Data provided |
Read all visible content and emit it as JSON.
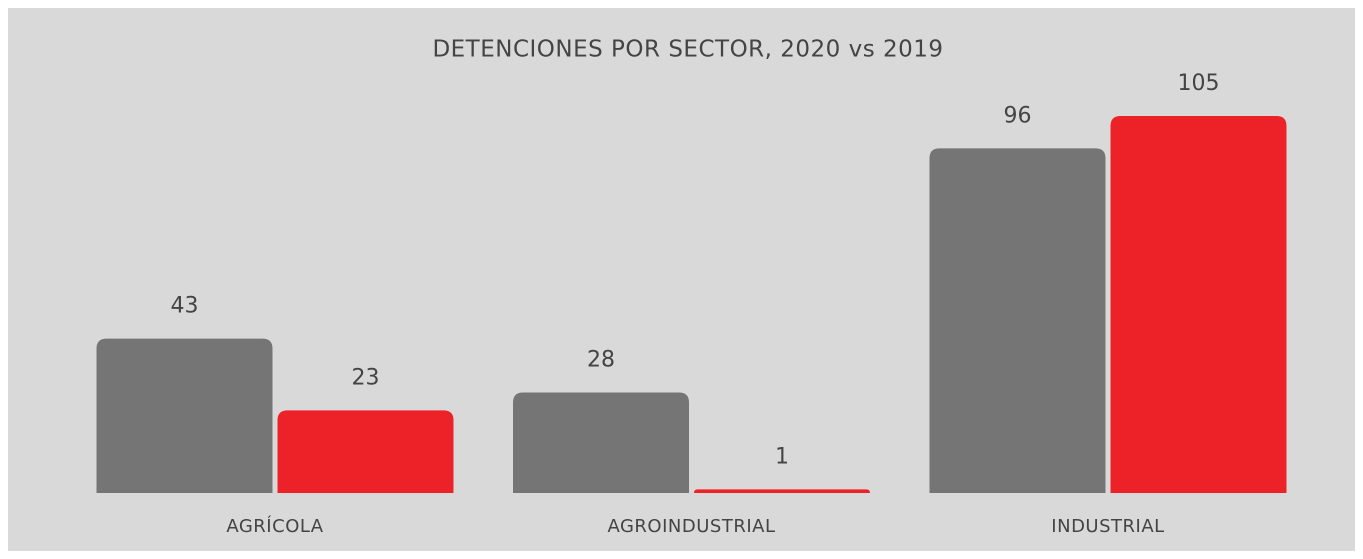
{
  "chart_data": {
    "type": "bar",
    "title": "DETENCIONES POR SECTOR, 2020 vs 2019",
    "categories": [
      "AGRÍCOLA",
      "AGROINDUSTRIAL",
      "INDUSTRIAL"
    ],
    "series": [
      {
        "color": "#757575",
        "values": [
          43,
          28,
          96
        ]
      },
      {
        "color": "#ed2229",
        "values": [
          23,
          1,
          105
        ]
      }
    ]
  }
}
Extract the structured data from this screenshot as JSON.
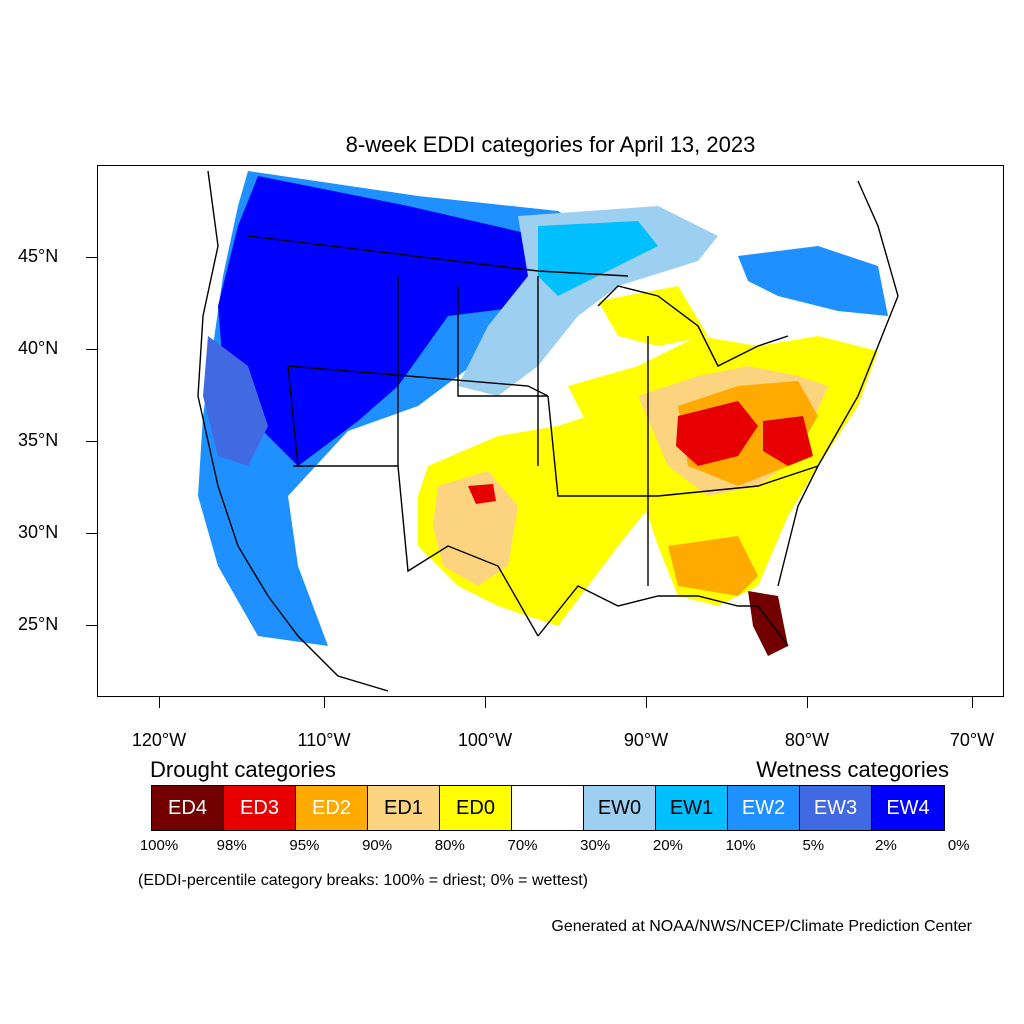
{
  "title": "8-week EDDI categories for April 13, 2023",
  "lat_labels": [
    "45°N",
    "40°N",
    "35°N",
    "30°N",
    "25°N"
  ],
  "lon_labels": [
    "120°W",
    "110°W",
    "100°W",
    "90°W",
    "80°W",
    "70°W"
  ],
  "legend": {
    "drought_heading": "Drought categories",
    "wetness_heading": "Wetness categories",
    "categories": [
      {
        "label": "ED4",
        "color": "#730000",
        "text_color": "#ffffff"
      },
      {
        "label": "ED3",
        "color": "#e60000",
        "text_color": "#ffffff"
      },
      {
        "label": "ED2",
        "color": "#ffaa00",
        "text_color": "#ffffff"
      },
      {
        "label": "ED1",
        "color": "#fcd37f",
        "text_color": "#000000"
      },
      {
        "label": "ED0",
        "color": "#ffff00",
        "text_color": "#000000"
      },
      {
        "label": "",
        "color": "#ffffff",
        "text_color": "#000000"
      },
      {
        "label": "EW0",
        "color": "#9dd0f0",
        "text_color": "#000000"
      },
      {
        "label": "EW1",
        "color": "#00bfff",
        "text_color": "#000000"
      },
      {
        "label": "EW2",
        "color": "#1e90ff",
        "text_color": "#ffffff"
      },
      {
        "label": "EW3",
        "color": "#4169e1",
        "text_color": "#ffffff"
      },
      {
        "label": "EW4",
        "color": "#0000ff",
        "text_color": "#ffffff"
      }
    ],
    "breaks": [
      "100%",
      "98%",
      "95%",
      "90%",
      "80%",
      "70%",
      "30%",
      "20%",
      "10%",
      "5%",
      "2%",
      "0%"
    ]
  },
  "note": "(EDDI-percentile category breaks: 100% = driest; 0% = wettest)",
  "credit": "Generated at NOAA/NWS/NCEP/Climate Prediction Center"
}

...

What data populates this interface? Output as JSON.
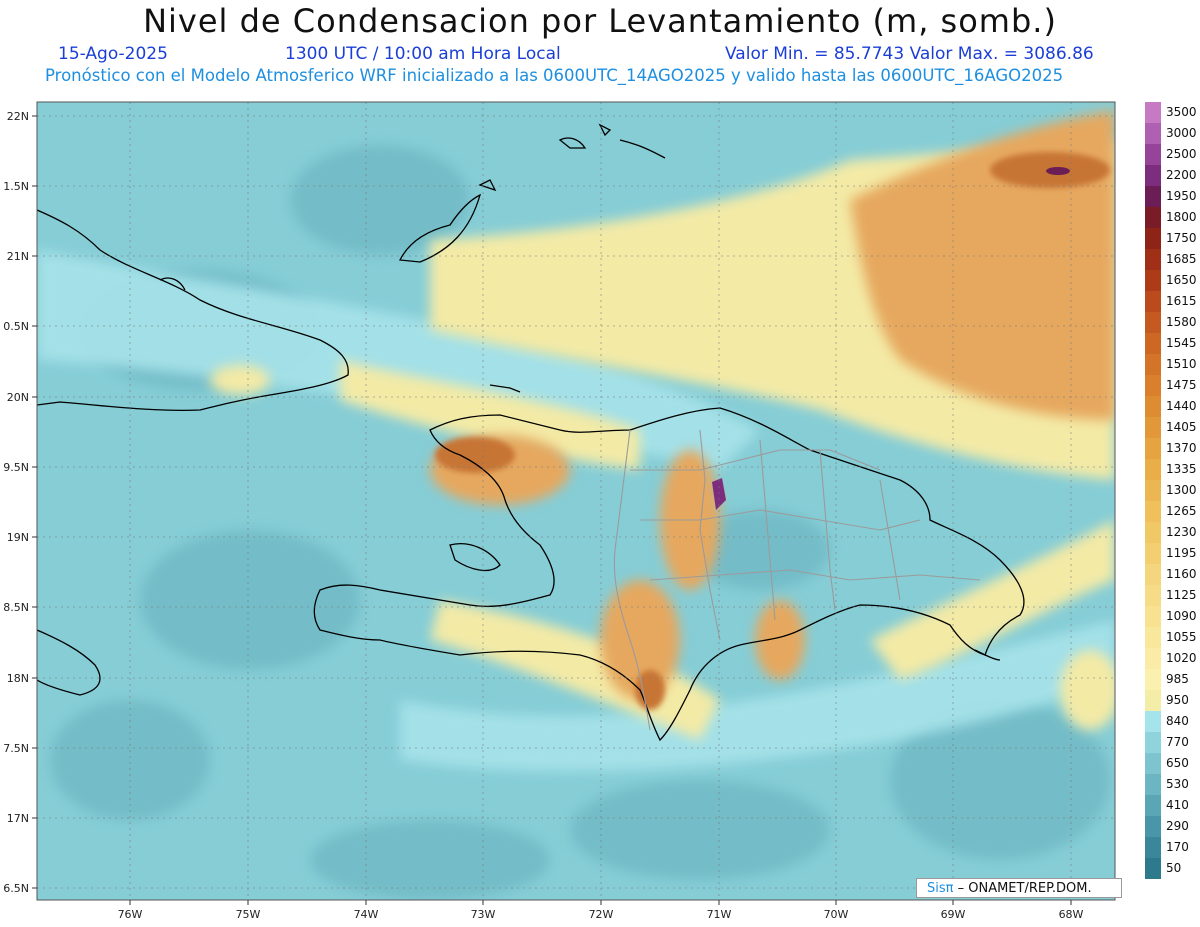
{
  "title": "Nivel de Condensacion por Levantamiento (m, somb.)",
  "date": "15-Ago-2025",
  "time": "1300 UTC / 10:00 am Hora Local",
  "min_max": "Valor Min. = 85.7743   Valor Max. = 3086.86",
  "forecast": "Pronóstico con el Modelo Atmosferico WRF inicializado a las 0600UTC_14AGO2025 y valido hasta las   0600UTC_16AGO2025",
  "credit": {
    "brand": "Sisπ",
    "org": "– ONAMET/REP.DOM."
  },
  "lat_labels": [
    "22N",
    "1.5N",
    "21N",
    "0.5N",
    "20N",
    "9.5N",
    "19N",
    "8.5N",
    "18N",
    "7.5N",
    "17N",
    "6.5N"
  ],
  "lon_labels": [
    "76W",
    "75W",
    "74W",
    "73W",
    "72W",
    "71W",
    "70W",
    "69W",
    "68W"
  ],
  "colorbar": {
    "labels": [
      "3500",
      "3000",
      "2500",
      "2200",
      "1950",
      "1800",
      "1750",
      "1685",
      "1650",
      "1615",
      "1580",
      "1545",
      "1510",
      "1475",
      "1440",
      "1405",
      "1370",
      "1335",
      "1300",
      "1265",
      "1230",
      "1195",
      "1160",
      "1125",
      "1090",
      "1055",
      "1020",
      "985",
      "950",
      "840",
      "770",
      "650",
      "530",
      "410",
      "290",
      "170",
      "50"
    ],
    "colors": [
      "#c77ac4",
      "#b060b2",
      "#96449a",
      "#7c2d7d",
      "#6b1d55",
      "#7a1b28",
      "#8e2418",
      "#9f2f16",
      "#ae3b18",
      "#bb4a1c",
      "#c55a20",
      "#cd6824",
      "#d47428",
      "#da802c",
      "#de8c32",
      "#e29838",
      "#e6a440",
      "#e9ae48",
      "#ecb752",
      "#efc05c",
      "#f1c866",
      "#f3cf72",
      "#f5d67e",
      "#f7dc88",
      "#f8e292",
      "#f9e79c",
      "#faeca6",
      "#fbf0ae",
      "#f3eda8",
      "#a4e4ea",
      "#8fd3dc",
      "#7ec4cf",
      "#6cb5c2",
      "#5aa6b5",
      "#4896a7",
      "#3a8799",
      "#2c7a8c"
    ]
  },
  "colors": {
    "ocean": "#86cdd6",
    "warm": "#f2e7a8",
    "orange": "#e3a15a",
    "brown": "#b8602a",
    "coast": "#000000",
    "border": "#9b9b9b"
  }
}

Problem to work on | Gather, from the listing above, every line carrying the word "EDDI".

The result |
  "title": "8-week EDDI categories for April 13, 2023",
  "note": "(EDDI-percentile category breaks: 100% = driest; 0% = wettest)",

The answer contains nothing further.